Problem: Using the listing below, extract each line that has the word "public" in it.
..........
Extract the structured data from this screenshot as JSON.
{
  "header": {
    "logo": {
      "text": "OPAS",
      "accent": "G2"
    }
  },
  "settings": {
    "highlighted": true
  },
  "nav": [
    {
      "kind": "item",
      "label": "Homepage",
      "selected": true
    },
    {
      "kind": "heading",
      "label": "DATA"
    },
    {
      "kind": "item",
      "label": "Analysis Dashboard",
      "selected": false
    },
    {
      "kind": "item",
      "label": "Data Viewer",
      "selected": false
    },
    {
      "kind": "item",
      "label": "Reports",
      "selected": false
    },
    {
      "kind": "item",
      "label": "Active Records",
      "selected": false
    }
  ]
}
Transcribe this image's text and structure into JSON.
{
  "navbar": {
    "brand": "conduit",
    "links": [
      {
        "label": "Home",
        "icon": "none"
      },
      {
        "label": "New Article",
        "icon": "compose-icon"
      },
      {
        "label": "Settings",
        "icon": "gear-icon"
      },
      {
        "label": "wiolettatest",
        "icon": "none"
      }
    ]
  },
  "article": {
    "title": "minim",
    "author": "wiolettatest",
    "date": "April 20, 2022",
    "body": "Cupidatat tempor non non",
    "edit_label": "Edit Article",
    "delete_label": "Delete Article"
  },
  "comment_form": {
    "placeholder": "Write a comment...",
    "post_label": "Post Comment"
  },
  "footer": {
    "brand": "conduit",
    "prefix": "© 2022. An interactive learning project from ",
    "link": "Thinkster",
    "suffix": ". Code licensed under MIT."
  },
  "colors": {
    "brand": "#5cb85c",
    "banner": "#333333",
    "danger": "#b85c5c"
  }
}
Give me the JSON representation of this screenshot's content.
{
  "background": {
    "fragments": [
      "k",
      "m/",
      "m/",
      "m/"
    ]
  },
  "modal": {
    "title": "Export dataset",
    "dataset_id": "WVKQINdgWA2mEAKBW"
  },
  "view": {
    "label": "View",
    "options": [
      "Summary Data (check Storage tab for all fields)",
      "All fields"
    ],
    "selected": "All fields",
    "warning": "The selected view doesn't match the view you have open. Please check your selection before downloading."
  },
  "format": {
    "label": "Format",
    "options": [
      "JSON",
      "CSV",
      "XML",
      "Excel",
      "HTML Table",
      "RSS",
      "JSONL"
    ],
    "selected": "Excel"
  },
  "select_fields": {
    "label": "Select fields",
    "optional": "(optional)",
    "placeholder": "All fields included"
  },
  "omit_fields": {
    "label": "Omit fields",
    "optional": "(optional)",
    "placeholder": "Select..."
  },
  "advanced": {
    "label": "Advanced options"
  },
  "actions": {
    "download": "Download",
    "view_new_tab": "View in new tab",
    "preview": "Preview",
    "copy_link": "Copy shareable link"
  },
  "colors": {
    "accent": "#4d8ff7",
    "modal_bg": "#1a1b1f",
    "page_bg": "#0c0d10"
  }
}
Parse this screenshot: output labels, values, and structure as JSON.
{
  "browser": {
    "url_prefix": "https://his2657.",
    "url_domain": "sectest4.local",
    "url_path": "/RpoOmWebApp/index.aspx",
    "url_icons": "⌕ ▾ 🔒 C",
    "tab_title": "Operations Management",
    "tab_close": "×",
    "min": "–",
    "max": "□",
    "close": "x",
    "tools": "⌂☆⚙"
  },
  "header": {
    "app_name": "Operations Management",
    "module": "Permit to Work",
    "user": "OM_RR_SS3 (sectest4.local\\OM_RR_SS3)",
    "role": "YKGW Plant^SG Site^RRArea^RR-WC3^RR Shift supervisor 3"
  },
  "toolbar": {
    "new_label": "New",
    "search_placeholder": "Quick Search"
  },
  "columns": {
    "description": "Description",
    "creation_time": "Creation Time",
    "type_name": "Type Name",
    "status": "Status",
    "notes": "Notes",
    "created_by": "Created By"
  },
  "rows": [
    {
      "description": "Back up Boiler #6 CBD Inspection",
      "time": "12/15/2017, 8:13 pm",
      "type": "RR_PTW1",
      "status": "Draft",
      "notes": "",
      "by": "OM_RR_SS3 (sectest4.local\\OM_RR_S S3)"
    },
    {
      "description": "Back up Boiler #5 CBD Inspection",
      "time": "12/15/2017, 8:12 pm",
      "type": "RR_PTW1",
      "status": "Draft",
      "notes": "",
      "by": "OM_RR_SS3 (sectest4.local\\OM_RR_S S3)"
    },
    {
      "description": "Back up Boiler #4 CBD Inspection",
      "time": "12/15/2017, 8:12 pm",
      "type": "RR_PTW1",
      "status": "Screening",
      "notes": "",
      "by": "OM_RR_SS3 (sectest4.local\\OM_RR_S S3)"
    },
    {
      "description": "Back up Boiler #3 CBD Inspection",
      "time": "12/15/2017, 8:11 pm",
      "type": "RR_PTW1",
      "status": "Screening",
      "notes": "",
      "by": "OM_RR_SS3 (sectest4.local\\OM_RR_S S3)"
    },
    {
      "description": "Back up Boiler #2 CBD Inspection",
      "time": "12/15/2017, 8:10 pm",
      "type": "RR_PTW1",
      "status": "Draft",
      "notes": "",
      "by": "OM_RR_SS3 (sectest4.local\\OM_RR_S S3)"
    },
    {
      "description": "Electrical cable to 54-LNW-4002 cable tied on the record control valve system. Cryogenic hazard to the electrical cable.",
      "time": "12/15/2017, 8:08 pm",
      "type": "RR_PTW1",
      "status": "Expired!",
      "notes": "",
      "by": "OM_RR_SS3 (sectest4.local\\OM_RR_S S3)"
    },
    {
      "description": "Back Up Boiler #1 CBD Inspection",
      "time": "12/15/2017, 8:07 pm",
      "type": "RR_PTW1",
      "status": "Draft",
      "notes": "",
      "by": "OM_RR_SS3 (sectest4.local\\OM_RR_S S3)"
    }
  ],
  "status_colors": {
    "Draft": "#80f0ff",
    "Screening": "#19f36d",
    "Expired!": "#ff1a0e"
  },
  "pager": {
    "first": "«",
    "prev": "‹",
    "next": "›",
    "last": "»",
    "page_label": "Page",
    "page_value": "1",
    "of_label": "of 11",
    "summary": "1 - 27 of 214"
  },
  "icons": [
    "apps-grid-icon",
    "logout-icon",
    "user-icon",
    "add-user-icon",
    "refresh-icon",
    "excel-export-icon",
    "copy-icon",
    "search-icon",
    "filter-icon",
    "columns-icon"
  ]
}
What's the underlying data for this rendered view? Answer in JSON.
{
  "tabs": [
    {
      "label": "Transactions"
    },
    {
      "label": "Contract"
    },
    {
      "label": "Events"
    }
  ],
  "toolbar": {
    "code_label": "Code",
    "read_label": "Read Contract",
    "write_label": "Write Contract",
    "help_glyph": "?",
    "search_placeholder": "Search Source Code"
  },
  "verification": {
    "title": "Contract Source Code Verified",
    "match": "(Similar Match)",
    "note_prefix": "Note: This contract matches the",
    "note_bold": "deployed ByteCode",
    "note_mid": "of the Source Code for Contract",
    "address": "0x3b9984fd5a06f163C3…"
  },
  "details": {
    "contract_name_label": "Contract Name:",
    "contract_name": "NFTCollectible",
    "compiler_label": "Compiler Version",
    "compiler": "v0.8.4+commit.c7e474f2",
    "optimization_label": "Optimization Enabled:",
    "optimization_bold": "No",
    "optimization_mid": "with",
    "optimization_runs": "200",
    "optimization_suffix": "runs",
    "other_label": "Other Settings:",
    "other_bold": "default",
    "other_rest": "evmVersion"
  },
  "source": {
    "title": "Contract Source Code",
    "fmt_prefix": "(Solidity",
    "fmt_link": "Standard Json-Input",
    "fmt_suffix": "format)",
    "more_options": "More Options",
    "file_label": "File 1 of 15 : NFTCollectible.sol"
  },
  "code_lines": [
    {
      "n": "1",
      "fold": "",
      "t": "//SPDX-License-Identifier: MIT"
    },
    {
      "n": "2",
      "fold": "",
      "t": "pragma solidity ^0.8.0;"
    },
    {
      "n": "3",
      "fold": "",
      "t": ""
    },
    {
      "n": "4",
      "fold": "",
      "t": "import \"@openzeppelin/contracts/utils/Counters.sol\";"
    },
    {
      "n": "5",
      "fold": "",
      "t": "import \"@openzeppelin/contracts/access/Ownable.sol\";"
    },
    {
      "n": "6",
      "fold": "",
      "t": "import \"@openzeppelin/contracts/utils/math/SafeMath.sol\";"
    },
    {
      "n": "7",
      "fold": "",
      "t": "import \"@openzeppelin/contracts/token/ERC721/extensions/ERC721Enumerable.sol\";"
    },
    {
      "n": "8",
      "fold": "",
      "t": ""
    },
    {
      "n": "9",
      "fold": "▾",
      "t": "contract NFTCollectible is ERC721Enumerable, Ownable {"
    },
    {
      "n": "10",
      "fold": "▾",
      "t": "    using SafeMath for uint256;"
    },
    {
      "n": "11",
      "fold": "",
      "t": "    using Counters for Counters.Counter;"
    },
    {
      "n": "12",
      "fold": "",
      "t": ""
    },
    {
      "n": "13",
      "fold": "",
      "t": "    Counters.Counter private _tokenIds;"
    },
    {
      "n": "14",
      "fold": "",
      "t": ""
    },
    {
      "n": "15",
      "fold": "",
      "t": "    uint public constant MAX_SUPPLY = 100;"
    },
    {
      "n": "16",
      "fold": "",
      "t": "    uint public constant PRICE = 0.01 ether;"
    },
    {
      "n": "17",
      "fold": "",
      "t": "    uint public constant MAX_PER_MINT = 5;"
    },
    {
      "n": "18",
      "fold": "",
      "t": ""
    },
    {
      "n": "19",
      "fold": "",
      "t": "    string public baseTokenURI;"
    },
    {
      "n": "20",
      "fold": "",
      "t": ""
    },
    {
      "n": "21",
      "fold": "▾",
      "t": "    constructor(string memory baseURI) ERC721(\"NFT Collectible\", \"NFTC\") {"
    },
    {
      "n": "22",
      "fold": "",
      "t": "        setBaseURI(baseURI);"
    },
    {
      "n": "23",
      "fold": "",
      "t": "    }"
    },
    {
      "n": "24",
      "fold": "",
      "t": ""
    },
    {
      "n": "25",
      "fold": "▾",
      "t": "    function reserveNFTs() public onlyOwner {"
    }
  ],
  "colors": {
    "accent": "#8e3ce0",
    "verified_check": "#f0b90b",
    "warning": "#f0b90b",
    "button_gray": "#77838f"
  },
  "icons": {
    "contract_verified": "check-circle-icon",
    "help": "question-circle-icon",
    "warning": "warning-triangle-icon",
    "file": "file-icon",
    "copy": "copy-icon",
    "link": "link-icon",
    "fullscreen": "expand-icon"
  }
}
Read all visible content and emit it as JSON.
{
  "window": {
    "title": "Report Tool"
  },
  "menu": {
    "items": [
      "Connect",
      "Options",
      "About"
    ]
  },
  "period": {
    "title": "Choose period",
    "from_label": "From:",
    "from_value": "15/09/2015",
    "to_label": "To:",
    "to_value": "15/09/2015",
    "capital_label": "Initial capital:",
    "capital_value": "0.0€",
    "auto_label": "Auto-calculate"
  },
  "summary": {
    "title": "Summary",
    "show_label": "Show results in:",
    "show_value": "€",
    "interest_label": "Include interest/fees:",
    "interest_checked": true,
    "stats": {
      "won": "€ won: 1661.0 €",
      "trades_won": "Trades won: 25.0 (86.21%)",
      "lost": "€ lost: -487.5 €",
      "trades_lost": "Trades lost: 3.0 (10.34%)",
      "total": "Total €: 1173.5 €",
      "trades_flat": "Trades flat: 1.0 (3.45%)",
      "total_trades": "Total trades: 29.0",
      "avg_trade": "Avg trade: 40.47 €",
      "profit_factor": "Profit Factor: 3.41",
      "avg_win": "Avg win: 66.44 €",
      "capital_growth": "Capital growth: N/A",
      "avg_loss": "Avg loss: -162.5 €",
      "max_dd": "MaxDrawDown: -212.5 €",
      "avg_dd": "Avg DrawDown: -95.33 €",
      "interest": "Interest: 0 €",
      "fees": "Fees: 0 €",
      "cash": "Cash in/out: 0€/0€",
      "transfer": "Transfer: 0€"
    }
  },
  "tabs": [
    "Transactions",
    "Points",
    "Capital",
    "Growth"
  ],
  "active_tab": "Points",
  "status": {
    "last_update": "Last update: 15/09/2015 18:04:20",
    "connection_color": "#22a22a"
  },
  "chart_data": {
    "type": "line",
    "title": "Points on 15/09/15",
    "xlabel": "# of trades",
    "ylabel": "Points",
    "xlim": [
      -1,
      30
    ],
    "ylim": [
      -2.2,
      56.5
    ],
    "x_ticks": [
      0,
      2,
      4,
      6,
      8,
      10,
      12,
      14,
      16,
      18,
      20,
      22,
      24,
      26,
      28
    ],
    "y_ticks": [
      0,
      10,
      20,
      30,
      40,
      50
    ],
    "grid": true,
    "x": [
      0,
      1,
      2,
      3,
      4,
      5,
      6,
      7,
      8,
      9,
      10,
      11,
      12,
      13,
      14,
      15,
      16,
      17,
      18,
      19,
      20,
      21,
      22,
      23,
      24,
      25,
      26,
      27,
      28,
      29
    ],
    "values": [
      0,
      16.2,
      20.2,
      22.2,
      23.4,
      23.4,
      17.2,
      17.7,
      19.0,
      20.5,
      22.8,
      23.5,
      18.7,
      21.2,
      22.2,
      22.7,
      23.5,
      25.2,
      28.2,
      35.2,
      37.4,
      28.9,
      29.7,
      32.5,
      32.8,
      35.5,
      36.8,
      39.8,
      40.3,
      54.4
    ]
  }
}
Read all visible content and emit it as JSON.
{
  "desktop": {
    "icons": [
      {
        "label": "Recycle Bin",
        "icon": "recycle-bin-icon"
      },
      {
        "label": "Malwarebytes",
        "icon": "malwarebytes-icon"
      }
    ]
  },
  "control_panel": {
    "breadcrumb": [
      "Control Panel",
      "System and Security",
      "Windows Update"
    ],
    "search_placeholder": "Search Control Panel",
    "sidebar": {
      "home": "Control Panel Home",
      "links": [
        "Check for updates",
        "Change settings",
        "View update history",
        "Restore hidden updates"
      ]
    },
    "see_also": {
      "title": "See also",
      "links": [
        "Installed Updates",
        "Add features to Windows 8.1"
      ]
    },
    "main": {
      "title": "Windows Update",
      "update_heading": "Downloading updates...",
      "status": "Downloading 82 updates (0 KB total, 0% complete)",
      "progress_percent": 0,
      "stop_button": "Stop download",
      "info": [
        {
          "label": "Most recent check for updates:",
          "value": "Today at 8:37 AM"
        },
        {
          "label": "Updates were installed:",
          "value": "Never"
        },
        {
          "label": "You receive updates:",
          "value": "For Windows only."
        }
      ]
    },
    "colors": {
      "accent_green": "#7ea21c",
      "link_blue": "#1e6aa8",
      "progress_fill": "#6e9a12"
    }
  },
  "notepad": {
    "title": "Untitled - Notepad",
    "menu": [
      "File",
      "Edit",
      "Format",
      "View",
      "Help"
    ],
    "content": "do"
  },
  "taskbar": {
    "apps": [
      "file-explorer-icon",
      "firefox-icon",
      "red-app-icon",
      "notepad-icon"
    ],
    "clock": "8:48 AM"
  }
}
..........
Solution for this exercise:
      "t": "    uint public constant MAX_SUPPLY = 100;"
      "t": "    uint public constant PRICE = 0.01 ether;"
      "t": "    uint public constant MAX_PER_MINT = 5;"
      "t": "    string public baseTokenURI;"
      "t": "    function reserveNFTs() public onlyOwner {"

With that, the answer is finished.